Dataset rows:
:::

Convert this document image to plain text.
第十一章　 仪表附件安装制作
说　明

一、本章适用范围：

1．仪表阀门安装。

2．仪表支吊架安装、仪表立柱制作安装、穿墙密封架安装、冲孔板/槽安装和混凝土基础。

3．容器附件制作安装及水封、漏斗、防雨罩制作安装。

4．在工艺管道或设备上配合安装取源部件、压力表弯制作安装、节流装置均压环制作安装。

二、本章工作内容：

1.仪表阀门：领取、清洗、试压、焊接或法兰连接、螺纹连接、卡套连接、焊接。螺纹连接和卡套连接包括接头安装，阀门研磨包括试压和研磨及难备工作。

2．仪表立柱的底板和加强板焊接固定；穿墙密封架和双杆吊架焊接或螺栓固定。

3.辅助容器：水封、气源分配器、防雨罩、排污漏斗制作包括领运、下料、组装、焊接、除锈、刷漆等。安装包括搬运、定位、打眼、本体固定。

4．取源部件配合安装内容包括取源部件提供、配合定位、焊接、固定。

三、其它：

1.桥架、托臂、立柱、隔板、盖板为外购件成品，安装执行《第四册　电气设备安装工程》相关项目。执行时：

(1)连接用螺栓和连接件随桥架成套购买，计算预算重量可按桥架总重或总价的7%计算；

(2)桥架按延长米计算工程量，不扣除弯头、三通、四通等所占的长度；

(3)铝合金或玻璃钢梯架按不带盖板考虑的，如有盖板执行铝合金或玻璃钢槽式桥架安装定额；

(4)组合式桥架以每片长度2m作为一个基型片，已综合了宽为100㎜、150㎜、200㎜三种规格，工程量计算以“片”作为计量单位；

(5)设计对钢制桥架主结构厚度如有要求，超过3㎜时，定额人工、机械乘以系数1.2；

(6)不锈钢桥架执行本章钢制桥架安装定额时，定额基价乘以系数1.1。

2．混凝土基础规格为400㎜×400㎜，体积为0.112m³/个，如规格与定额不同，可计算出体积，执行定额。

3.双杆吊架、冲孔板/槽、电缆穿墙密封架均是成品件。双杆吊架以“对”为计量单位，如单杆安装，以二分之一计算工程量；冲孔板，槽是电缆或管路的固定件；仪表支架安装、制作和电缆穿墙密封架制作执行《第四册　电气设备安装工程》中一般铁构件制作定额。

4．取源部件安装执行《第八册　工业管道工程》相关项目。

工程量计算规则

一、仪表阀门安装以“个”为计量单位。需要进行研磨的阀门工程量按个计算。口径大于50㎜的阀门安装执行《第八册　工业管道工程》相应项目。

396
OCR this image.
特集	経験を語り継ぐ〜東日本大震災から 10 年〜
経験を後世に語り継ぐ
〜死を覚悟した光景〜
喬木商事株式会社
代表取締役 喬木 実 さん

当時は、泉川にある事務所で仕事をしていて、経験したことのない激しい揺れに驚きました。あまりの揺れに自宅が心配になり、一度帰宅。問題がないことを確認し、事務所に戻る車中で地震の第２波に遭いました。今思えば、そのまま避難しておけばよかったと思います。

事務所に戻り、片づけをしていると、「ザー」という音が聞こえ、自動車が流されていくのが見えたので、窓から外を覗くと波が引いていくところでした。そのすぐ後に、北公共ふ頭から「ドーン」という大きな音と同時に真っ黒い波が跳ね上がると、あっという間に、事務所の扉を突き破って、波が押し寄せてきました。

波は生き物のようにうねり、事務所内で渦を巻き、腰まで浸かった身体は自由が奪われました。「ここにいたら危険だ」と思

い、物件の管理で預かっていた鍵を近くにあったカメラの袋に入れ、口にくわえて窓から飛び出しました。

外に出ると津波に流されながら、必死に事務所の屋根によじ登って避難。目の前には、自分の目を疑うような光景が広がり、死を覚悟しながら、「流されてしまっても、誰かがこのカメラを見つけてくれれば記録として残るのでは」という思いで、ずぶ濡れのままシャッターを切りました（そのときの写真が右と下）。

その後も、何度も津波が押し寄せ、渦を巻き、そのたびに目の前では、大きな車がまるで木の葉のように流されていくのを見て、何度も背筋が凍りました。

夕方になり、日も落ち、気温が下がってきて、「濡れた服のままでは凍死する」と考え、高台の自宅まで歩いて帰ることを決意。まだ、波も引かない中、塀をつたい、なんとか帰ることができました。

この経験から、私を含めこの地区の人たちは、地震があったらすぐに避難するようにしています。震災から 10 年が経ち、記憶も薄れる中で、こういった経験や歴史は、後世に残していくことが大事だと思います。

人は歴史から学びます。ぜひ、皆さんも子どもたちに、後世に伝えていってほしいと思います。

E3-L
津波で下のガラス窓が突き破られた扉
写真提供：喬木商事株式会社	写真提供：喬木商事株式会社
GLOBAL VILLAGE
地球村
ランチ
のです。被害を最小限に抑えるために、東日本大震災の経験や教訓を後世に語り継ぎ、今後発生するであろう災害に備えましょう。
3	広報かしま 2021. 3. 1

:::

## Task to complete:
Output an exact copy of each record.

## Answer to the task:
Convert this document image to plain text.
第十一章　 仪表附件安装制作
说　明

一、本章适用范围：

1．仪表阀门安装。

2．仪表支吊架安装、仪表立柱制作安装、穿墙密封架安装、冲孔板/槽安装和混凝土基础。

3．容器附件制作安装及水封、漏斗、防雨罩制作安装。

4．在工艺管道或设备上配合安装取源部件、压力表弯制作安装、节流装置均压环制作安装。

二、本章工作内容：

1.仪表阀门：领取、清洗、试压、焊接或法兰连接、螺纹连接、卡套连接、焊接。螺纹连接和卡套连接包括接头安装，阀门研磨包括试压和研磨及难备工作。

2．仪表立柱的底板和加强板焊接固定；穿墙密封架和双杆吊架焊接或螺栓固定。

3.辅助容器：水封、气源分配器、防雨罩、排污漏斗制作包括领运、下料、组装、焊接、除锈、刷漆等。安装包括搬运、定位、打眼、本体固定。

4．取源部件配合安装内容包括取源部件提供、配合定位、焊接、固定。

三、其它：

1.桥架、托臂、立柱、隔板、盖板为外购件成品，安装执行《第四册　电气设备安装工程》相关项目。执行时：

(1)连接用螺栓和连接件随桥架成套购买，计算预算重量可按桥架总重或总价的7%计算；

(2)桥架按延长米计算工程量，不扣除弯头、三通、四通等所占的长度；

(3)铝合金或玻璃钢梯架按不带盖板考虑的，如有盖板执行铝合金或玻璃钢槽式桥架安装定额；

(4)组合式桥架以每片长度2m作为一个基型片，已综合了宽为100㎜、150㎜、200㎜三种规格，工程量计算以“片”作为计量单位；

(5)设计对钢制桥架主结构厚度如有要求，超过3㎜时，定额人工、机械乘以系数1.2；

(6)不锈钢桥架执行本章钢制桥架安装定额时，定额基价乘以系数1.1。

2．混凝土基础规格为400㎜×400㎜，体积为0.112m³/个，如规格与定额不同，可计算出体积，执行定额。

3.双杆吊架、冲孔板/槽、电缆穿墙密封架均是成品件。双杆吊架以“对”为计量单位，如单杆安装，以二分之一计算工程量；冲孔板，槽是电缆或管路的固定件；仪表支架安装、制作和电缆穿墙密封架制作执行《第四册　电气设备安装工程》中一般铁构件制作定额。

4．取源部件安装执行《第八册　工业管道工程》相关项目。

工程量计算规则

一、仪表阀门安装以“个”为计量单位。需要进行研磨的阀门工程量按个计算。口径大于50㎜的阀门安装执行《第八册　工业管道工程》相应项目。

396
OCR this image.
特集	経験を語り継ぐ〜東日本大震災から 10 年〜
経験を後世に語り継ぐ
〜死を覚悟した光景〜
喬木商事株式会社
代表取締役 喬木 実 さん

当時は、泉川にある事務所で仕事をしていて、経験したことのない激しい揺れに驚きました。あまりの揺れに自宅が心配になり、一度帰宅。問題がないことを確認し、事務所に戻る車中で地震の第２波に遭いました。今思えば、そのまま避難しておけばよかったと思います。

事務所に戻り、片づけをしていると、「ザー」という音が聞こえ、自動車が流されていくのが見えたので、窓から外を覗くと波が引いていくところでした。そのすぐ後に、北公共ふ頭から「ドーン」という大きな音と同時に真っ黒い波が跳ね上がると、あっという間に、事務所の扉を突き破って、波が押し寄せてきました。

波は生き物のようにうねり、事務所内で渦を巻き、腰まで浸かった身体は自由が奪われました。「ここにいたら危険だ」と思

い、物件の管理で預かっていた鍵を近くにあったカメラの袋に入れ、口にくわえて窓から飛び出しました。

外に出ると津波に流されながら、必死に事務所の屋根によじ登って避難。目の前には、自分の目を疑うような光景が広がり、死を覚悟しながら、「流されてしまっても、誰かがこのカメラを見つけてくれれば記録として残るのでは」という思いで、ずぶ濡れのままシャッターを切りました（そのときの写真が右と下）。

その後も、何度も津波が押し寄せ、渦を巻き、そのたびに目の前では、大きな車がまるで木の葉のように流されていくのを見て、何度も背筋が凍りました。

夕方になり、日も落ち、気温が下がってきて、「濡れた服のままでは凍死する」と考え、高台の自宅まで歩いて帰ることを決意。まだ、波も引かない中、塀をつたい、なんとか帰ることができました。

この経験から、私を含めこの地区の人たちは、地震があったらすぐに避難するようにしています。震災から 10 年が経ち、記憶も薄れる中で、こういった経験や歴史は、後世に残していくことが大事だと思います。

人は歴史から学びます。ぜひ、皆さんも子どもたちに、後世に伝えていってほしいと思います。

E3-L
津波で下のガラス窓が突き破られた扉
写真提供：喬木商事株式会社	写真提供：喬木商事株式会社
GLOBAL VILLAGE
地球村
ランチ
のです。被害を最小限に抑えるために、東日本大震災の経験や教訓を後世に語り継ぎ、今後発生するであろう災害に備えましょう。
3	広報かしま 2021. 3. 1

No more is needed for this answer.